**Brief**:
Give every line back verbatim, dropping all images.

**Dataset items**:
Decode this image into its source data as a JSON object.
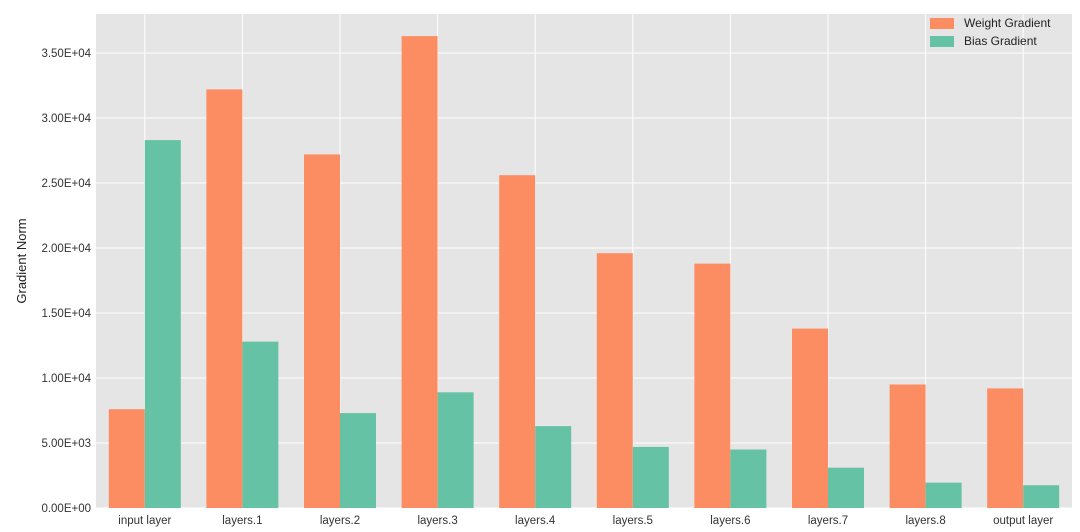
{
  "chart_data": {
    "type": "bar",
    "title": "",
    "xlabel": "",
    "ylabel": "Gradient Norm",
    "ylim": [
      0,
      38000
    ],
    "yticks": [
      0,
      5000,
      10000,
      15000,
      20000,
      25000,
      30000,
      35000
    ],
    "ytick_labels": [
      "0.00E+00",
      "5.00E+03",
      "1.00E+04",
      "1.50E+04",
      "2.00E+04",
      "2.50E+04",
      "3.00E+04",
      "3.50E+04"
    ],
    "grid": true,
    "legend_position": "top-right",
    "categories": [
      "input layer",
      "layers.1",
      "layers.2",
      "layers.3",
      "layers.4",
      "layers.5",
      "layers.6",
      "layers.7",
      "layers.8",
      "output layer"
    ],
    "series": [
      {
        "name": "Weight Gradient",
        "color": "#FC8D62",
        "values": [
          7600,
          32200,
          27200,
          36300,
          25600,
          19600,
          18800,
          13800,
          9500,
          9200
        ]
      },
      {
        "name": "Bias Gradient",
        "color": "#66C2A5",
        "values": [
          28300,
          12800,
          7300,
          8900,
          6300,
          4700,
          4500,
          3100,
          1950,
          1750
        ]
      }
    ]
  },
  "colors": {
    "plot_background": "#E5E5E5",
    "grid": "#FFFFFF"
  }
}
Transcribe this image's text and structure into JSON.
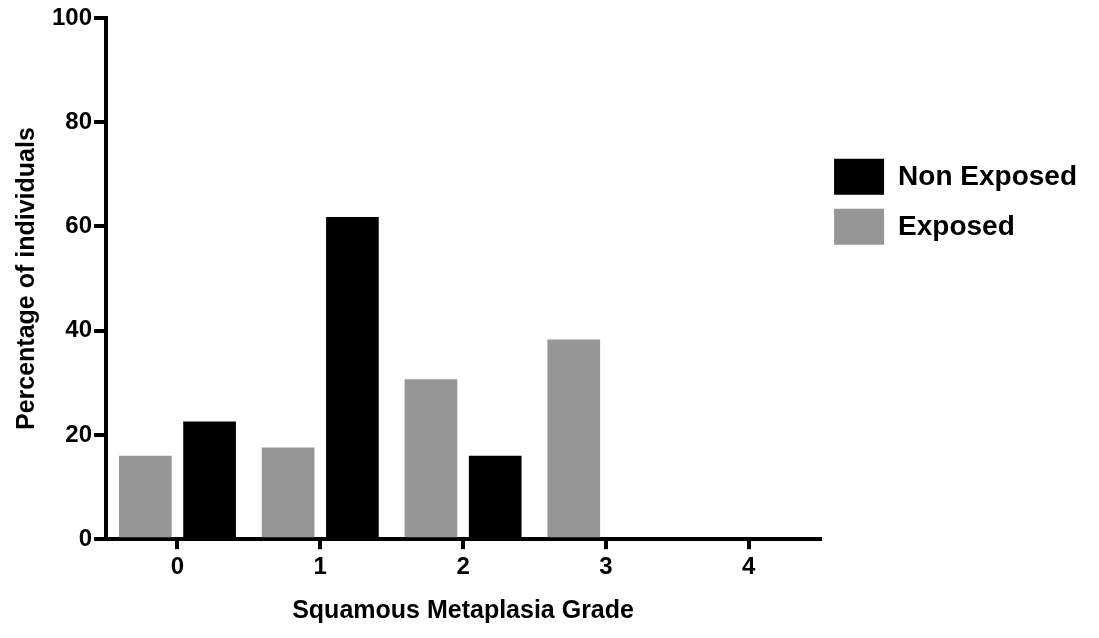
{
  "chart_data": {
    "type": "bar",
    "xlabel": "Squamous Metaplasia Grade",
    "ylabel": "Percentage of individuals",
    "categories": [
      "0",
      "1",
      "2",
      "3",
      "4"
    ],
    "series": [
      {
        "name": "Exposed",
        "color": "#969696",
        "values": [
          16,
          17.6,
          30.7,
          38.3,
          0
        ]
      },
      {
        "name": "Non Exposed",
        "color": "#000000",
        "values": [
          22.6,
          61.8,
          16,
          0,
          0
        ]
      }
    ],
    "ylim": [
      0,
      100
    ],
    "yticks": [
      0,
      20,
      40,
      60,
      80,
      100
    ],
    "grid": false,
    "legend": "top right"
  }
}
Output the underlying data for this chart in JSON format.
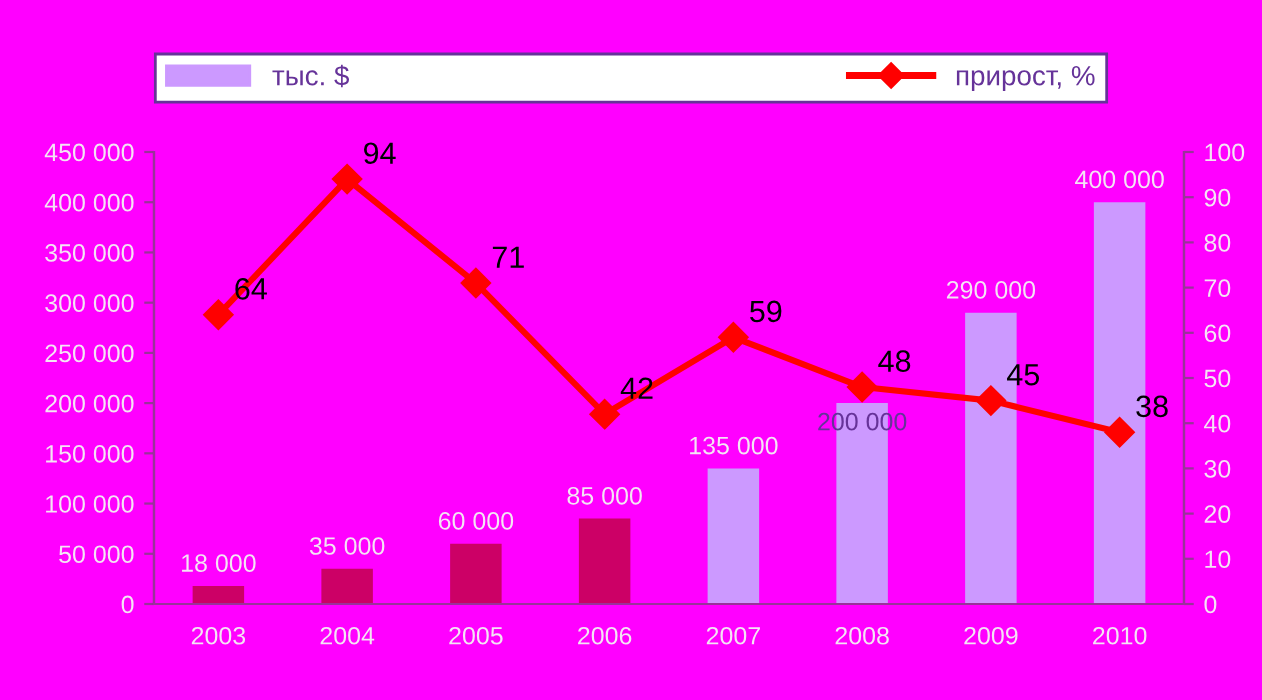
{
  "chart_data": {
    "type": "bar",
    "categories": [
      "2003",
      "2004",
      "2005",
      "2006",
      "2007",
      "2008",
      "2009",
      "2010"
    ],
    "series": [
      {
        "name": "тыс. $",
        "color": "#cc99ff",
        "colors": [
          "#cc0066",
          "#cc0066",
          "#cc0066",
          "#cc0066",
          "#cc99ff",
          "#cc99ff",
          "#cc99ff",
          "#cc99ff"
        ],
        "values": [
          18000,
          35000,
          60000,
          85000,
          135000,
          200000,
          290000,
          400000
        ],
        "value_labels": [
          "18 000",
          "35 000",
          "60 000",
          "85 000",
          "135 000",
          "200 000",
          "290 000",
          "400 000"
        ]
      },
      {
        "name": "прирост, %",
        "type": "line",
        "axis": "y2",
        "color": "#ff0000",
        "marker": "diamond",
        "line_style": "solid",
        "values": [
          64,
          94,
          71,
          42,
          59,
          48,
          45,
          38
        ],
        "value_labels": [
          "64",
          "94",
          "71",
          "42",
          "59",
          "48",
          "45",
          "38"
        ]
      }
    ],
    "ylim": [
      0,
      450000
    ],
    "yticks": [
      0,
      {
        "value": 50000,
        "label": "50 000"
      },
      {
        "value": 100000,
        "label": "100 000"
      },
      {
        "value": 150000,
        "label": "150 000"
      },
      {
        "value": 200000,
        "label": "200 000"
      },
      {
        "value": 250000,
        "label": "250 000"
      },
      {
        "value": 300000,
        "label": "300 000"
      },
      {
        "value": 350000,
        "label": "350 000"
      },
      {
        "value": 400000,
        "label": "400 000"
      },
      {
        "value": 450000,
        "label": "450 000"
      }
    ],
    "y2lim": [
      0,
      100
    ],
    "y2ticks": [
      0,
      10,
      20,
      30,
      40,
      50,
      60,
      70,
      80,
      90,
      100
    ],
    "grid": false,
    "legend": "top"
  }
}
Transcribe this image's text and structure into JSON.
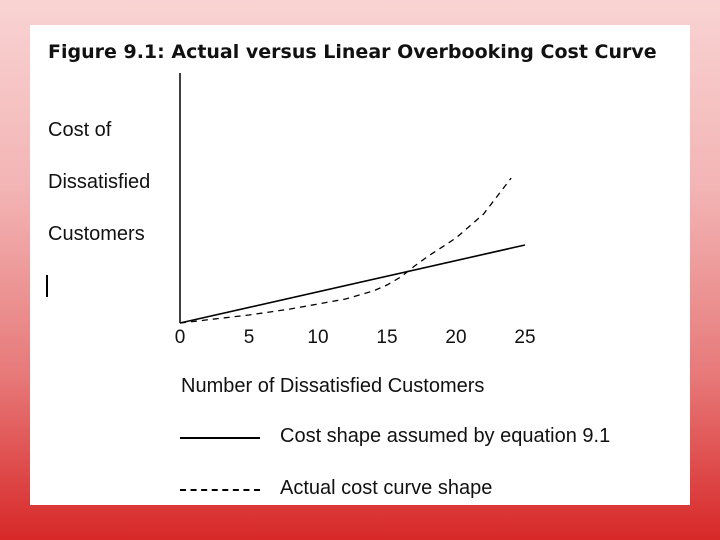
{
  "chart_data": {
    "type": "line",
    "title": "Figure 9.1:  Actual versus Linear Overbooking Cost Curve",
    "ylabel_lines": [
      "Cost of",
      "Dissatisfied",
      "Customers"
    ],
    "xlabel": "Number of Dissatisfied Customers",
    "xticks": [
      0,
      5,
      10,
      15,
      20,
      25
    ],
    "xlim": [
      0,
      25
    ],
    "ylim": [
      0,
      250
    ],
    "grid": false,
    "legend_placement": "bottom",
    "series": [
      {
        "name": "Cost shape assumed by equation 9.1",
        "style": "solid",
        "x": [
          0,
          25
        ],
        "y": [
          0,
          78
        ]
      },
      {
        "name": "Actual cost curve shape",
        "style": "dashed",
        "x": [
          0,
          5,
          8,
          12,
          14,
          15,
          16,
          17,
          18,
          20,
          22,
          24
        ],
        "y": [
          0,
          8,
          14,
          24,
          32,
          38,
          46,
          57,
          67,
          85,
          109,
          145
        ]
      }
    ]
  }
}
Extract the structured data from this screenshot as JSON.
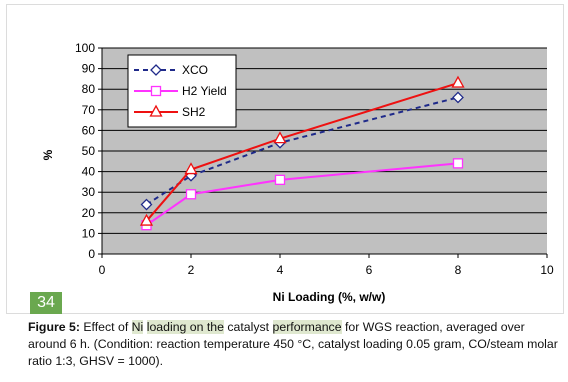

**Correct response**:
Decode this image into its source data as a JSON object.
{
  "chart_data": {
    "type": "bar",
    "title": "",
    "xlabel": "",
    "ylabel": "Gradient Norm",
    "ylim": [
      0,
      38000
    ],
    "yticks": [
      0,
      5000,
      10000,
      15000,
      20000,
      25000,
      30000,
      35000
    ],
    "ytick_labels": [
      "0.00E+00",
      "5.00E+03",
      "1.00E+04",
      "1.50E+04",
      "2.00E+04",
      "2.50E+04",
      "3.00E+04",
      "3.50E+04"
    ],
    "grid": true,
    "legend_position": "top-right",
    "categories": [
      "input layer",
      "layers.1",
      "layers.2",
      "layers.3",
      "layers.4",
      "layers.5",
      "layers.6",
      "layers.7",
      "layers.8",
      "output layer"
    ],
    "series": [
      {
        "name": "Weight Gradient",
        "color": "#FC8D62",
        "values": [
          7600,
          32200,
          27200,
          36300,
          25600,
          19600,
          18800,
          13800,
          9500,
          9200
        ]
      },
      {
        "name": "Bias Gradient",
        "color": "#66C2A5",
        "values": [
          28300,
          12800,
          7300,
          8900,
          6300,
          4700,
          4500,
          3100,
          1950,
          1750
        ]
      }
    ]
  },
  "colors": {
    "plot_background": "#E5E5E5",
    "grid": "#FFFFFF"
  }
}
Transcribe this image's text and structure into JSON.
{
  "chart_data": {
    "type": "bar",
    "xlabel": "Squamous Metaplasia Grade",
    "ylabel": "Percentage of individuals",
    "categories": [
      "0",
      "1",
      "2",
      "3",
      "4"
    ],
    "series": [
      {
        "name": "Exposed",
        "color": "#969696",
        "values": [
          16,
          17.6,
          30.7,
          38.3,
          0
        ]
      },
      {
        "name": "Non Exposed",
        "color": "#000000",
        "values": [
          22.6,
          61.8,
          16,
          0,
          0
        ]
      }
    ],
    "ylim": [
      0,
      100
    ],
    "yticks": [
      0,
      20,
      40,
      60,
      80,
      100
    ],
    "grid": false,
    "legend": "top right"
  }
}
Output the underlying data for this chart in JSON format.
{
  "chart_data": {
    "type": "bar",
    "categories": [
      "2003",
      "2004",
      "2005",
      "2006",
      "2007",
      "2008",
      "2009",
      "2010"
    ],
    "series": [
      {
        "name": "тыс. $",
        "color": "#cc99ff",
        "colors": [
          "#cc0066",
          "#cc0066",
          "#cc0066",
          "#cc0066",
          "#cc99ff",
          "#cc99ff",
          "#cc99ff",
          "#cc99ff"
        ],
        "values": [
          18000,
          35000,
          60000,
          85000,
          135000,
          200000,
          290000,
          400000
        ],
        "value_labels": [
          "18 000",
          "35 000",
          "60 000",
          "85 000",
          "135 000",
          "200 000",
          "290 000",
          "400 000"
        ]
      },
      {
        "name": "прирост, %",
        "type": "line",
        "axis": "y2",
        "color": "#ff0000",
        "marker": "diamond",
        "line_style": "solid",
        "values": [
          64,
          94,
          71,
          42,
          59,
          48,
          45,
          38
        ],
        "value_labels": [
          "64",
          "94",
          "71",
          "42",
          "59",
          "48",
          "45",
          "38"
        ]
      }
    ],
    "ylim": [
      0,
      450000
    ],
    "yticks": [
      0,
      {
        "value": 50000,
        "label": "50 000"
      },
      {
        "value": 100000,
        "label": "100 000"
      },
      {
        "value": 150000,
        "label": "150 000"
      },
      {
        "value": 200000,
        "label": "200 000"
      },
      {
        "value": 250000,
        "label": "250 000"
      },
      {
        "value": 300000,
        "label": "300 000"
      },
      {
        "value": 350000,
        "label": "350 000"
      },
      {
        "value": 400000,
        "label": "400 000"
      },
      {
        "value": 450000,
        "label": "450 000"
      }
    ],
    "y2lim": [
      0,
      100
    ],
    "y2ticks": [
      0,
      10,
      20,
      30,
      40,
      50,
      60,
      70,
      80,
      90,
      100
    ],
    "grid": false,
    "legend": "top"
  }
}
Transcribe this image's text and structure into JSON.
{
  "chart_data": {
    "type": "line",
    "title": "Figure 9.1:  Actual versus Linear Overbooking Cost Curve",
    "ylabel_lines": [
      "Cost of",
      "Dissatisfied",
      "Customers"
    ],
    "xlabel": "Number of Dissatisfied Customers",
    "xticks": [
      0,
      5,
      10,
      15,
      20,
      25
    ],
    "xlim": [
      0,
      25
    ],
    "ylim": [
      0,
      250
    ],
    "grid": false,
    "legend_placement": "bottom",
    "series": [
      {
        "name": "Cost shape assumed by equation 9.1",
        "style": "solid",
        "x": [
          0,
          25
        ],
        "y": [
          0,
          78
        ]
      },
      {
        "name": "Actual cost curve shape",
        "style": "dashed",
        "x": [
          0,
          5,
          8,
          12,
          14,
          15,
          16,
          17,
          18,
          20,
          22,
          24
        ],
        "y": [
          0,
          8,
          14,
          24,
          32,
          38,
          46,
          57,
          67,
          85,
          109,
          145
        ]
      }
    ]
  }
}
Extract the structured data from this screenshot as JSON.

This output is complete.